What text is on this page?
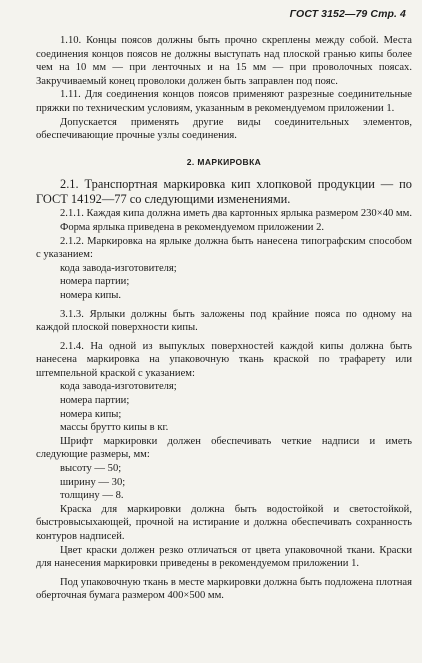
ГОСТ 3152—79 Стр. 4

1.10. Концы поясов должны быть прочно скреплены между собой. Места соединения концов поясов не должны выступать над плоской гранью кипы более чем на 10 мм — при ленточных и на 15 мм — при проволочных поясах. Закручиваемый конец проволоки должен быть заправлен под пояс.

1.11. Для соединения концов поясов применяют разрезные соединительные пряжки по техническим условиям, указанным в рекомендуемом приложении 1.

Допускается применять другие виды соединительных элементов, обеспечивающие прочные узлы соединения.

2. МАРКИРОВКА

2.1. Транспортная маркировка кип хлопковой продукции — по ГОСТ 14192—77 со следующими изменениями.

2.1.1. Каждая кипа должна иметь два картонных ярлыка размером 230×40 мм.

Форма ярлыка приведена в рекомендуемом приложении 2.

2.1.2. Маркировка на ярлыке должна быть нанесена типографским способом с указанием:

кода завода-изготовителя;

номера партии;

номера кипы.

3.1.3. Ярлыки должны быть заложены под крайние пояса по одному на каждой плоской поверхности кипы.

2.1.4. На одной из выпуклых поверхностей каждой кипы должна быть нанесена маркировка на упаковочную ткань краской по трафарету или штемпельной краской с указанием:

кода завода-изготовителя;

номера партии;

номера кипы;

массы брутто кипы в кг.

Шрифт маркировки должен обеспечивать четкие надписи и иметь следующие размеры, мм:

высоту — 50;

ширину — 30;

толщину — 8.

Краска для маркировки должна быть водостойкой и светостойкой, быстровысыхающей, прочной на истирание и должна обеспечивать сохранность контуров надписей.

Цвет краски должен резко отличаться от цвета упаковочной ткани. Краски для нанесения маркировки приведены в рекомендуемом приложении 1.

Под упаковочную ткань в месте маркировки должна быть подложена плотная оберточная бумага размером 400×500 мм.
----
## Required task:
Output all the records, word for word, with no pictures in the copy.

## Correct response:
What text is on this page?
ГОСТ 3152—79 Стр. 4

1.10. Концы поясов должны быть прочно скреплены между собой. Места соединения концов поясов не должны выступать над плоской гранью кипы более чем на 10 мм — при ленточных и на 15 мм — при проволочных поясах. Закручиваемый конец проволоки должен быть заправлен под пояс.

1.11. Для соединения концов поясов применяют разрезные соединительные пряжки по техническим условиям, указанным в рекомендуемом приложении 1.

Допускается применять другие виды соединительных элементов, обеспечивающие прочные узлы соединения.

2. МАРКИРОВКА

2.1. Транспортная маркировка кип хлопковой продукции — по ГОСТ 14192—77 со следующими изменениями.

2.1.1. Каждая кипа должна иметь два картонных ярлыка размером 230×40 мм.

Форма ярлыка приведена в рекомендуемом приложении 2.

2.1.2. Маркировка на ярлыке должна быть нанесена типографским способом с указанием:

кода завода-изготовителя;

номера партии;

номера кипы.

3.1.3. Ярлыки должны быть заложены под крайние пояса по одному на каждой плоской поверхности кипы.

2.1.4. На одной из выпуклых поверхностей каждой кипы должна быть нанесена маркировка на упаковочную ткань краской по трафарету или штемпельной краской с указанием:

кода завода-изготовителя;

номера партии;

номера кипы;

массы брутто кипы в кг.

Шрифт маркировки должен обеспечивать четкие надписи и иметь следующие размеры, мм:

высоту — 50;

ширину — 30;

толщину — 8.

Краска для маркировки должна быть водостойкой и светостойкой, быстровысыхающей, прочной на истирание и должна обеспечивать сохранность контуров надписей.

Цвет краски должен резко отличаться от цвета упаковочной ткани. Краски для нанесения маркировки приведены в рекомендуемом приложении 1.

Под упаковочную ткань в месте маркировки должна быть подложена плотная оберточная бумага размером 400×500 мм.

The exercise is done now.